# YOUR TASK:
Without altering anything, output the material below.

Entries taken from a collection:

═══

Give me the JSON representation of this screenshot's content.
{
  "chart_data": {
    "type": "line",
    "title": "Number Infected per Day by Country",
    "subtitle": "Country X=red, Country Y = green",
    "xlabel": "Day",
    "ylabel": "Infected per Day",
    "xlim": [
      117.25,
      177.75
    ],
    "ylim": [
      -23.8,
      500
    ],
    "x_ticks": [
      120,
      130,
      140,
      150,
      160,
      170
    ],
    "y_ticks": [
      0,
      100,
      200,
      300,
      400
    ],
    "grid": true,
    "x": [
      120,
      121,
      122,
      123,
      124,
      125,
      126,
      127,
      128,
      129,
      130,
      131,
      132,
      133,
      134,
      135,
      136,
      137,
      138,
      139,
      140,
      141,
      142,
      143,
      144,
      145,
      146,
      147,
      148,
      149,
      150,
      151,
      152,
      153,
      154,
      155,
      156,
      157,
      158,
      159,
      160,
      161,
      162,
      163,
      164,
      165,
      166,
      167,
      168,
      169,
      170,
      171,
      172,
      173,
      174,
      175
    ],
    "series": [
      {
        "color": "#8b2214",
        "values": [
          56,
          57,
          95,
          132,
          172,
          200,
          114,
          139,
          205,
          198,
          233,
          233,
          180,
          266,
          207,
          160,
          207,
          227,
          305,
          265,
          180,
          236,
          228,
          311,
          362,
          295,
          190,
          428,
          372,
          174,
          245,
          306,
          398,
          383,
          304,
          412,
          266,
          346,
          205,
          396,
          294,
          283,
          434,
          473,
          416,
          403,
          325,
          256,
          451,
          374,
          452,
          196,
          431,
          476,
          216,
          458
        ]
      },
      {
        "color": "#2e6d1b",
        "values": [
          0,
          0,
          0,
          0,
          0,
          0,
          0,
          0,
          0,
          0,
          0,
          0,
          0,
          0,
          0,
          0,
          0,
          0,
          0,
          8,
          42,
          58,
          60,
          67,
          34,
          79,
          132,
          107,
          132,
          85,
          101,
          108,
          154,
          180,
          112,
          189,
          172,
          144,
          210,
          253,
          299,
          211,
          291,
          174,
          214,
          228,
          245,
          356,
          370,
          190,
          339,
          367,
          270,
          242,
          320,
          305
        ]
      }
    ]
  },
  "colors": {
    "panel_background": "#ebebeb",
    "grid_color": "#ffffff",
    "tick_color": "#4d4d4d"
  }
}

═══

# RESPONSE TO THE TASK:
Give me the JSON representation of this screenshot's content.
{
  "chart_data": {
    "type": "line",
    "title": "Number Infected per Day by Country",
    "subtitle": "Country X=red, Country Y = green",
    "xlabel": "Day",
    "ylabel": "Infected per Day",
    "xlim": [
      117.25,
      177.75
    ],
    "ylim": [
      -23.8,
      500
    ],
    "x_ticks": [
      120,
      130,
      140,
      150,
      160,
      170
    ],
    "y_ticks": [
      0,
      100,
      200,
      300,
      400
    ],
    "grid": true,
    "x": [
      120,
      121,
      122,
      123,
      124,
      125,
      126,
      127,
      128,
      129,
      130,
      131,
      132,
      133,
      134,
      135,
      136,
      137,
      138,
      139,
      140,
      141,
      142,
      143,
      144,
      145,
      146,
      147,
      148,
      149,
      150,
      151,
      152,
      153,
      154,
      155,
      156,
      157,
      158,
      159,
      160,
      161,
      162,
      163,
      164,
      165,
      166,
      167,
      168,
      169,
      170,
      171,
      172,
      173,
      174,
      175
    ],
    "series": [
      {
        "color": "#8b2214",
        "values": [
          56,
          57,
          95,
          132,
          172,
          200,
          114,
          139,
          205,
          198,
          233,
          233,
          180,
          266,
          207,
          160,
          207,
          227,
          305,
          265,
          180,
          236,
          228,
          311,
          362,
          295,
          190,
          428,
          372,
          174,
          245,
          306,
          398,
          383,
          304,
          412,
          266,
          346,
          205,
          396,
          294,
          283,
          434,
          473,
          416,
          403,
          325,
          256,
          451,
          374,
          452,
          196,
          431,
          476,
          216,
          458
        ]
      },
      {
        "color": "#2e6d1b",
        "values": [
          0,
          0,
          0,
          0,
          0,
          0,
          0,
          0,
          0,
          0,
          0,
          0,
          0,
          0,
          0,
          0,
          0,
          0,
          0,
          8,
          42,
          58,
          60,
          67,
          34,
          79,
          132,
          107,
          132,
          85,
          101,
          108,
          154,
          180,
          112,
          189,
          172,
          144,
          210,
          253,
          299,
          211,
          291,
          174,
          214,
          228,
          245,
          356,
          370,
          190,
          339,
          367,
          270,
          242,
          320,
          305
        ]
      }
    ]
  },
  "colors": {
    "panel_background": "#ebebeb",
    "grid_color": "#ffffff",
    "tick_color": "#4d4d4d"
  }
}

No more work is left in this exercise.